▶ _Extracted data entries_
--*--
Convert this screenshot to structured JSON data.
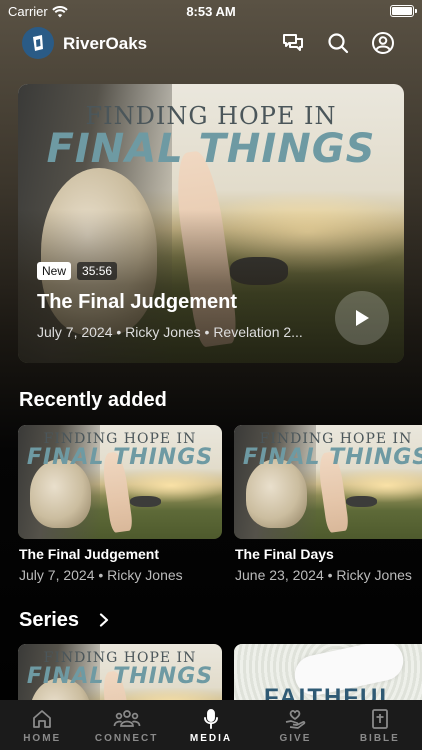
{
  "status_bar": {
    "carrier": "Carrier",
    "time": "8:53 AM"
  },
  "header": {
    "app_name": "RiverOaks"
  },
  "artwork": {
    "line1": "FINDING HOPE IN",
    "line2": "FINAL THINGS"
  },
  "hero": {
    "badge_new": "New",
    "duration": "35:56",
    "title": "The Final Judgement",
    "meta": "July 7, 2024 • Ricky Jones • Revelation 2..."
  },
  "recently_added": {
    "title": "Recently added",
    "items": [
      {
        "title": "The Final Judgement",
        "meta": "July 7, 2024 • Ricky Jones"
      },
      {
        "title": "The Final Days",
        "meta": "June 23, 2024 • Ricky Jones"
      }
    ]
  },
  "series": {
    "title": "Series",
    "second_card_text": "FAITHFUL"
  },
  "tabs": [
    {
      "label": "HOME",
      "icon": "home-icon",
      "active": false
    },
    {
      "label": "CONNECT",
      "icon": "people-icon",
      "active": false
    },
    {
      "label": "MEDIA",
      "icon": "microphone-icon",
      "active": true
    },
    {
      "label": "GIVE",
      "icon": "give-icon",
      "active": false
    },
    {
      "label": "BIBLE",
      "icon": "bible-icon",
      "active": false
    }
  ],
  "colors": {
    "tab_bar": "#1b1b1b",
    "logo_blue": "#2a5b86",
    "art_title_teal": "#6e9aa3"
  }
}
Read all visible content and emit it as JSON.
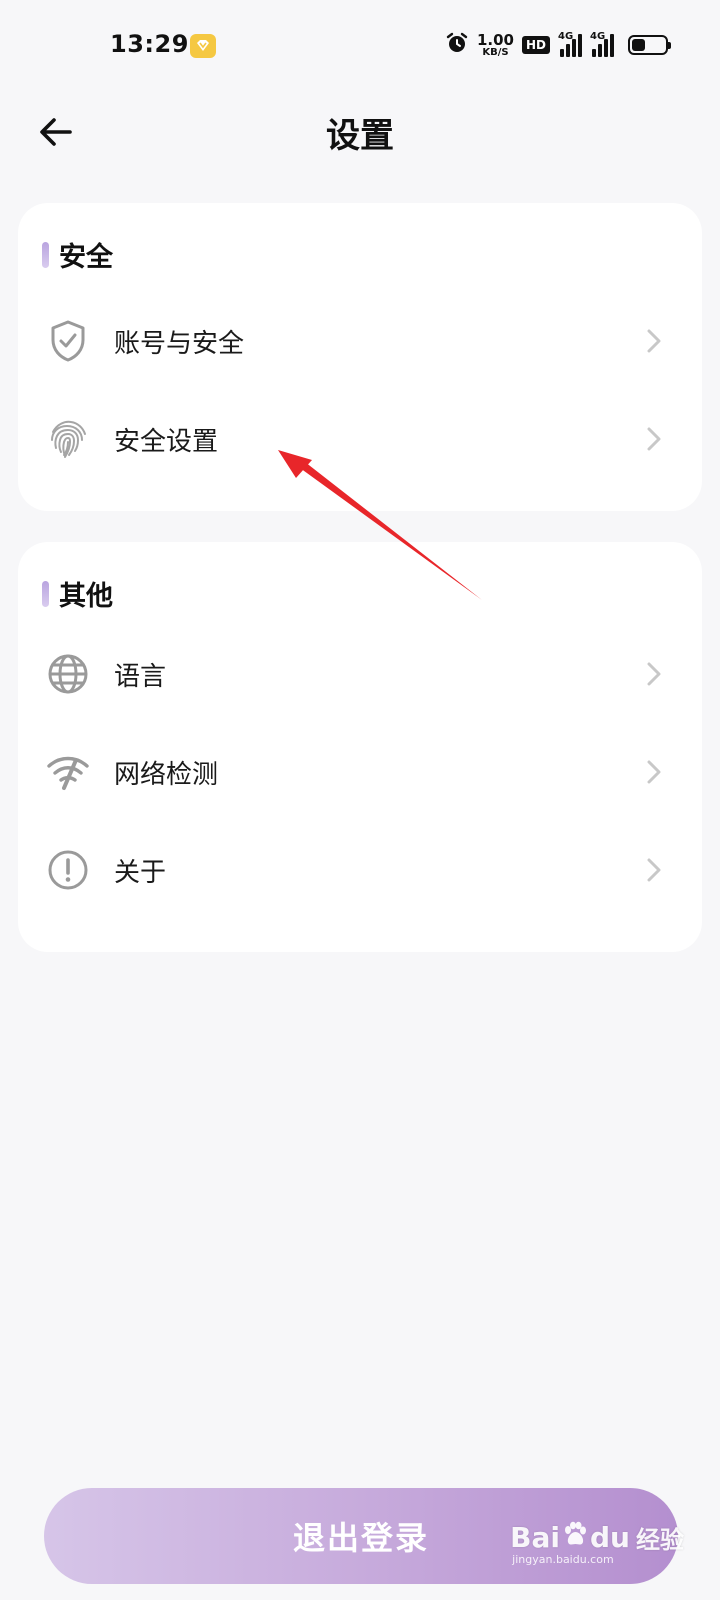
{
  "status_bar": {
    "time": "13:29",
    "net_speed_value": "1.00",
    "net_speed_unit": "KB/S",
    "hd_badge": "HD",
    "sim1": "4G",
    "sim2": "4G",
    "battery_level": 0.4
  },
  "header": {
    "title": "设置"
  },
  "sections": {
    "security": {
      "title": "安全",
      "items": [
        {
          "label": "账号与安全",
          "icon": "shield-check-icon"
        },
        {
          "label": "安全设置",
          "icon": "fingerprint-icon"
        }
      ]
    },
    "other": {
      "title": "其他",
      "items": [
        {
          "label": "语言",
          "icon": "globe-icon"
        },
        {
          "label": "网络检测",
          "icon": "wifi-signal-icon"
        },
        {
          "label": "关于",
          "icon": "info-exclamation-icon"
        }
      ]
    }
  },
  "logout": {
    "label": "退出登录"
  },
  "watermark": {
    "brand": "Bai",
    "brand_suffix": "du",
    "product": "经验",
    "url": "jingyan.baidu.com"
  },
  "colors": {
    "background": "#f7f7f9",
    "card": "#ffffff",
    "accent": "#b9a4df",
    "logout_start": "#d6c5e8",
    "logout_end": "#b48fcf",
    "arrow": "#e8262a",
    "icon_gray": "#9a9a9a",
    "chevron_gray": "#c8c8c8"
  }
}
--*--
▶ _Exercise_
Leave the pictures out, and please copy only the lines from the one with "Read all visible content and emit it as JSON." through the end of the listing.

▶ _Exercise answer_
Read all visible content and emit it as JSON.
{
  "status_bar": {
    "time": "13:29",
    "net_speed_value": "1.00",
    "net_speed_unit": "KB/S",
    "hd_badge": "HD",
    "sim1": "4G",
    "sim2": "4G",
    "battery_level": 0.4
  },
  "header": {
    "title": "设置"
  },
  "sections": {
    "security": {
      "title": "安全",
      "items": [
        {
          "label": "账号与安全",
          "icon": "shield-check-icon"
        },
        {
          "label": "安全设置",
          "icon": "fingerprint-icon"
        }
      ]
    },
    "other": {
      "title": "其他",
      "items": [
        {
          "label": "语言",
          "icon": "globe-icon"
        },
        {
          "label": "网络检测",
          "icon": "wifi-signal-icon"
        },
        {
          "label": "关于",
          "icon": "info-exclamation-icon"
        }
      ]
    }
  },
  "logout": {
    "label": "退出登录"
  },
  "watermark": {
    "brand": "Bai",
    "brand_suffix": "du",
    "product": "经验",
    "url": "jingyan.baidu.com"
  },
  "colors": {
    "background": "#f7f7f9",
    "card": "#ffffff",
    "accent": "#b9a4df",
    "logout_start": "#d6c5e8",
    "logout_end": "#b48fcf",
    "arrow": "#e8262a",
    "icon_gray": "#9a9a9a",
    "chevron_gray": "#c8c8c8"
  }
}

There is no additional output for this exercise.